Saved entries:

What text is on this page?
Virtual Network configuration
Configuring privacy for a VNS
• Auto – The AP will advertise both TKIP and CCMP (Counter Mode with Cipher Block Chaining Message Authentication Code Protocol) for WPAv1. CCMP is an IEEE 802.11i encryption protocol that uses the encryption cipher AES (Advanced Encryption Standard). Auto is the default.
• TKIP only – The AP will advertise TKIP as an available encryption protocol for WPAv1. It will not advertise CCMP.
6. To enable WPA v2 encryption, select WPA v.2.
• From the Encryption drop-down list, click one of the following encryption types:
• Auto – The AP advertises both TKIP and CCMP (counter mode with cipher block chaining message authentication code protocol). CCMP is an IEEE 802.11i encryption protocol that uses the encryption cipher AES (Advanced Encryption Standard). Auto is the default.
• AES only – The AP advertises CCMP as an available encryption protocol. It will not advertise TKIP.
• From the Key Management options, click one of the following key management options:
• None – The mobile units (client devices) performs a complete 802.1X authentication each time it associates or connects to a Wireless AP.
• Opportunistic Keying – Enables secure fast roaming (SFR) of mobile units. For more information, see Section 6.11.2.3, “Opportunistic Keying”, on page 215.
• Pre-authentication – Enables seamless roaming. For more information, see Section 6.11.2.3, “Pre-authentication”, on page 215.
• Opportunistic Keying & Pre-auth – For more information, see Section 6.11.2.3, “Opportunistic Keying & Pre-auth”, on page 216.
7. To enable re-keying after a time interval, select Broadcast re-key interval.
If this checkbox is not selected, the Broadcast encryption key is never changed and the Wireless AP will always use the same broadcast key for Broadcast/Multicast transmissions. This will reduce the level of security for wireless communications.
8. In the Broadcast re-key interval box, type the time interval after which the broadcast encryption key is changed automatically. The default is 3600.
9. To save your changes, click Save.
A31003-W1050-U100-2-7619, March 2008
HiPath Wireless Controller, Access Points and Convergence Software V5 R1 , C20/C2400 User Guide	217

What to work on >> Locate all lines that include the word "Wireless" and copy them out.

Exercise response >>
• None – The mobile units (client devices) performs a complete 802.1X authentication each time it associates or connects to a Wireless AP.
If this checkbox is not selected, the Broadcast encryption key is never changed and the Wireless AP will always use the same broadcast key for Broadcast/Multicast transmissions. This will reduce the level of security for wireless communications.
HiPath Wireless Controller, Access Points and Convergence Software V5 R1 , C20/C2400 User Guide	217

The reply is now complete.